◆ **What you will do**
Transcribe the records below exactly as they appear, omitting any pictures.

◆ **Recorded data**

====

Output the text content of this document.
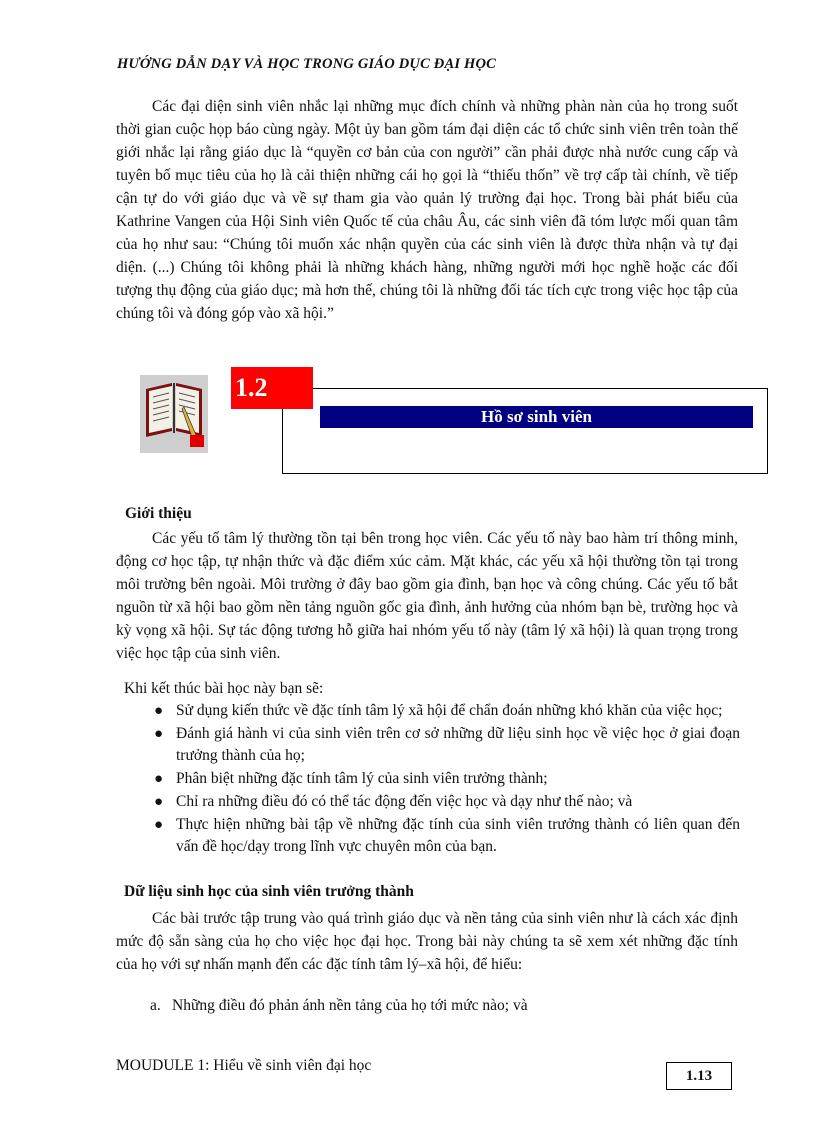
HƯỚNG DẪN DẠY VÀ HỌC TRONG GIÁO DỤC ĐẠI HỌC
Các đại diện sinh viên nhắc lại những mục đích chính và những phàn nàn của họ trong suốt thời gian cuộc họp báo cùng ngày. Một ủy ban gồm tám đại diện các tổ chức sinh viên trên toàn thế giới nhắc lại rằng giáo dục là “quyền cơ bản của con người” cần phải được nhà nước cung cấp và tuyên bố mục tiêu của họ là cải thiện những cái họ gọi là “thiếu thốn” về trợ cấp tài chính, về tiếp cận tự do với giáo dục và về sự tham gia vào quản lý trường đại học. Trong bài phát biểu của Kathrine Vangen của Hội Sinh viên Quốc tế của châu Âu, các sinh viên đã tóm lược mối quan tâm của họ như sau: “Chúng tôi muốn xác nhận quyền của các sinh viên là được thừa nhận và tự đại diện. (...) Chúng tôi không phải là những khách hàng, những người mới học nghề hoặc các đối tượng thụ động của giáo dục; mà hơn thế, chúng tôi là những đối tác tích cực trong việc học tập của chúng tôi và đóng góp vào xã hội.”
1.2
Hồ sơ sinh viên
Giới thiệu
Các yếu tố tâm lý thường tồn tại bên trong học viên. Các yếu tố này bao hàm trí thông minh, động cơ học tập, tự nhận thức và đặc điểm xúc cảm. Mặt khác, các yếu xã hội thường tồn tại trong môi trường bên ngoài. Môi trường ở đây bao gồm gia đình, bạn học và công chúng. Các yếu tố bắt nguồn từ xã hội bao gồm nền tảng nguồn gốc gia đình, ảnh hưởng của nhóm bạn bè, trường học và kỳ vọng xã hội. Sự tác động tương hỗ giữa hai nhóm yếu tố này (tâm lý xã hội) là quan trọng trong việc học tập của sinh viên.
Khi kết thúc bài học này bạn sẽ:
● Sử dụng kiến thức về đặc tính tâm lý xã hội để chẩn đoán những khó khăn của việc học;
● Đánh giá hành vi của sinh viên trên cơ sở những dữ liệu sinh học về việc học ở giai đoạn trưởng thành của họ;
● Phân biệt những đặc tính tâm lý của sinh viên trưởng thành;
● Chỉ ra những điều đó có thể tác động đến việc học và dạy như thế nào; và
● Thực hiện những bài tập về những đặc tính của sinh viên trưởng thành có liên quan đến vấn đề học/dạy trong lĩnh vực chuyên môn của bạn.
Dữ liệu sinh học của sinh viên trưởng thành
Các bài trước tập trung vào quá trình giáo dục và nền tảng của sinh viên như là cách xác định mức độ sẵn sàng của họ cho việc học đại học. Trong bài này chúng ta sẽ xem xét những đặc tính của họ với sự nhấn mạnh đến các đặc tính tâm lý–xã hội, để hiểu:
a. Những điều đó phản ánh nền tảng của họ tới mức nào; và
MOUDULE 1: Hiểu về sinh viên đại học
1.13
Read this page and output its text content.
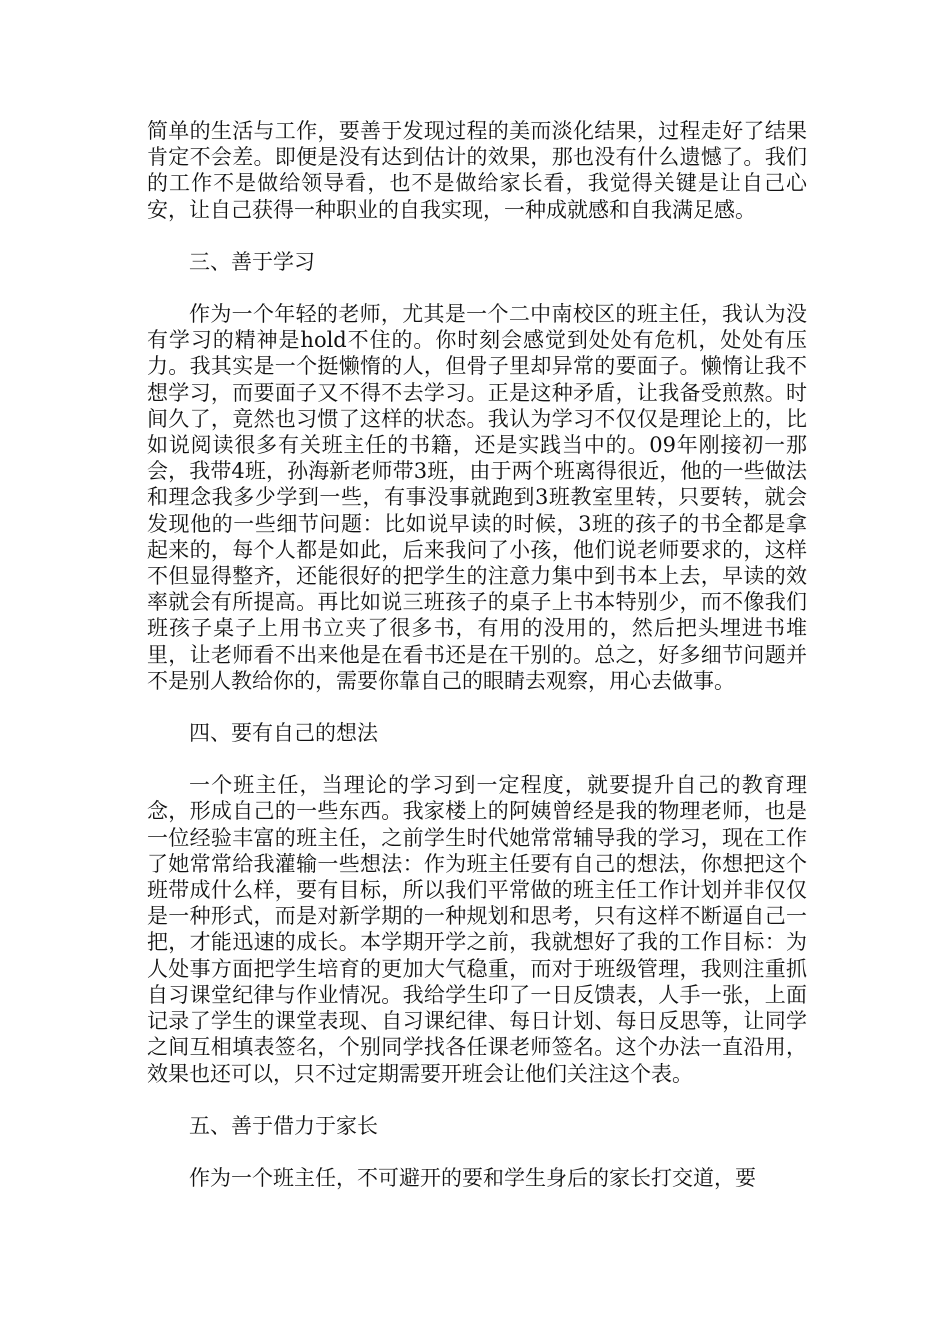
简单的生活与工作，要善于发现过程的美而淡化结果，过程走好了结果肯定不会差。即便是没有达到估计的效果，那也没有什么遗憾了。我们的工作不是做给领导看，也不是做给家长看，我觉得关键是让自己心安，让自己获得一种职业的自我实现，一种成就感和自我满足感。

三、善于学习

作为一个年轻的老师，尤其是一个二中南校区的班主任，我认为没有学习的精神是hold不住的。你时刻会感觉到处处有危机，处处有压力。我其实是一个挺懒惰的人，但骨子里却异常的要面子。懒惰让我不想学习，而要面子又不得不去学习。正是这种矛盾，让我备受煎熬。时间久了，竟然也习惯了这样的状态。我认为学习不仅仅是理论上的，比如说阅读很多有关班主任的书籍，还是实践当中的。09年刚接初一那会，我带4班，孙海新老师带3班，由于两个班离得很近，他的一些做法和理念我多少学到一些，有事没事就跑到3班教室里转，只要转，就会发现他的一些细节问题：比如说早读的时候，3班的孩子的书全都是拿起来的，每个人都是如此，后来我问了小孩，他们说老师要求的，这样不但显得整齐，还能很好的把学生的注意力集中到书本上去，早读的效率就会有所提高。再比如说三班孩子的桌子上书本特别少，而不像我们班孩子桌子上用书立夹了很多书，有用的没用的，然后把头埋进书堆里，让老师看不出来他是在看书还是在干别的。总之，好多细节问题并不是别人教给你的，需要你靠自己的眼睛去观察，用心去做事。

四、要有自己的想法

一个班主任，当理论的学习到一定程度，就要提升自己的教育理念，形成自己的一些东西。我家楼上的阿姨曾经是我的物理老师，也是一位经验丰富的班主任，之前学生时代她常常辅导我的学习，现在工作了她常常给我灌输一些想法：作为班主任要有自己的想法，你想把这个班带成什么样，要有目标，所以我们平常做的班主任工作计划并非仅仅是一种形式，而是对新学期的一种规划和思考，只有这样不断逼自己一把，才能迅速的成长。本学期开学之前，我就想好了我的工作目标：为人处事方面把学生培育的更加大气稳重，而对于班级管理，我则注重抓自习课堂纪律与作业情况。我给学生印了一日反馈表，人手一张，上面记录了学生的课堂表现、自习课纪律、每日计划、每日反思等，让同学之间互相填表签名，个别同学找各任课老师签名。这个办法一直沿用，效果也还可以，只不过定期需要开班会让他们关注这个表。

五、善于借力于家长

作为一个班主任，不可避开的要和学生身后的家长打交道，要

====

◆ **Response to this task**
Output the text content of this document.
HƯỚNG DẪN DẠY VÀ HỌC TRONG GIÁO DỤC ĐẠI HỌC
Các đại diện sinh viên nhắc lại những mục đích chính và những phàn nàn của họ trong suốt thời gian cuộc họp báo cùng ngày. Một ủy ban gồm tám đại diện các tổ chức sinh viên trên toàn thế giới nhắc lại rằng giáo dục là “quyền cơ bản của con người” cần phải được nhà nước cung cấp và tuyên bố mục tiêu của họ là cải thiện những cái họ gọi là “thiếu thốn” về trợ cấp tài chính, về tiếp cận tự do với giáo dục và về sự tham gia vào quản lý trường đại học. Trong bài phát biểu của Kathrine Vangen của Hội Sinh viên Quốc tế của châu Âu, các sinh viên đã tóm lược mối quan tâm của họ như sau: “Chúng tôi muốn xác nhận quyền của các sinh viên là được thừa nhận và tự đại diện. (...) Chúng tôi không phải là những khách hàng, những người mới học nghề hoặc các đối tượng thụ động của giáo dục; mà hơn thế, chúng tôi là những đối tác tích cực trong việc học tập của chúng tôi và đóng góp vào xã hội.”
1.2
Hồ sơ sinh viên
Giới thiệu
Các yếu tố tâm lý thường tồn tại bên trong học viên. Các yếu tố này bao hàm trí thông minh, động cơ học tập, tự nhận thức và đặc điểm xúc cảm. Mặt khác, các yếu xã hội thường tồn tại trong môi trường bên ngoài. Môi trường ở đây bao gồm gia đình, bạn học và công chúng. Các yếu tố bắt nguồn từ xã hội bao gồm nền tảng nguồn gốc gia đình, ảnh hưởng của nhóm bạn bè, trường học và kỳ vọng xã hội. Sự tác động tương hỗ giữa hai nhóm yếu tố này (tâm lý xã hội) là quan trọng trong việc học tập của sinh viên.
Khi kết thúc bài học này bạn sẽ:
● Sử dụng kiến thức về đặc tính tâm lý xã hội để chẩn đoán những khó khăn của việc học;
● Đánh giá hành vi của sinh viên trên cơ sở những dữ liệu sinh học về việc học ở giai đoạn trưởng thành của họ;
● Phân biệt những đặc tính tâm lý của sinh viên trưởng thành;
● Chỉ ra những điều đó có thể tác động đến việc học và dạy như thế nào; và
● Thực hiện những bài tập về những đặc tính của sinh viên trưởng thành có liên quan đến vấn đề học/dạy trong lĩnh vực chuyên môn của bạn.
Dữ liệu sinh học của sinh viên trưởng thành
Các bài trước tập trung vào quá trình giáo dục và nền tảng của sinh viên như là cách xác định mức độ sẵn sàng của họ cho việc học đại học. Trong bài này chúng ta sẽ xem xét những đặc tính của họ với sự nhấn mạnh đến các đặc tính tâm lý–xã hội, để hiểu:
a. Những điều đó phản ánh nền tảng của họ tới mức nào; và
MOUDULE 1: Hiểu về sinh viên đại học
1.13
Read this page and output its text content.
简单的生活与工作，要善于发现过程的美而淡化结果，过程走好了结果肯定不会差。即便是没有达到估计的效果，那也没有什么遗憾了。我们的工作不是做给领导看，也不是做给家长看，我觉得关键是让自己心安，让自己获得一种职业的自我实现，一种成就感和自我满足感。

三、善于学习

作为一个年轻的老师，尤其是一个二中南校区的班主任，我认为没有学习的精神是hold不住的。你时刻会感觉到处处有危机，处处有压力。我其实是一个挺懒惰的人，但骨子里却异常的要面子。懒惰让我不想学习，而要面子又不得不去学习。正是这种矛盾，让我备受煎熬。时间久了，竟然也习惯了这样的状态。我认为学习不仅仅是理论上的，比如说阅读很多有关班主任的书籍，还是实践当中的。09年刚接初一那会，我带4班，孙海新老师带3班，由于两个班离得很近，他的一些做法和理念我多少学到一些，有事没事就跑到3班教室里转，只要转，就会发现他的一些细节问题：比如说早读的时候，3班的孩子的书全都是拿起来的，每个人都是如此，后来我问了小孩，他们说老师要求的，这样不但显得整齐，还能很好的把学生的注意力集中到书本上去，早读的效率就会有所提高。再比如说三班孩子的桌子上书本特别少，而不像我们班孩子桌子上用书立夹了很多书，有用的没用的，然后把头埋进书堆里，让老师看不出来他是在看书还是在干别的。总之，好多细节问题并不是别人教给你的，需要你靠自己的眼睛去观察，用心去做事。

四、要有自己的想法

一个班主任，当理论的学习到一定程度，就要提升自己的教育理念，形成自己的一些东西。我家楼上的阿姨曾经是我的物理老师，也是一位经验丰富的班主任，之前学生时代她常常辅导我的学习，现在工作了她常常给我灌输一些想法：作为班主任要有自己的想法，你想把这个班带成什么样，要有目标，所以我们平常做的班主任工作计划并非仅仅是一种形式，而是对新学期的一种规划和思考，只有这样不断逼自己一把，才能迅速的成长。本学期开学之前，我就想好了我的工作目标：为人处事方面把学生培育的更加大气稳重，而对于班级管理，我则注重抓自习课堂纪律与作业情况。我给学生印了一日反馈表，人手一张，上面记录了学生的课堂表现、自习课纪律、每日计划、每日反思等，让同学之间互相填表签名，个别同学找各任课老师签名。这个办法一直沿用，效果也还可以，只不过定期需要开班会让他们关注这个表。

五、善于借力于家长

作为一个班主任，不可避开的要和学生身后的家长打交道，要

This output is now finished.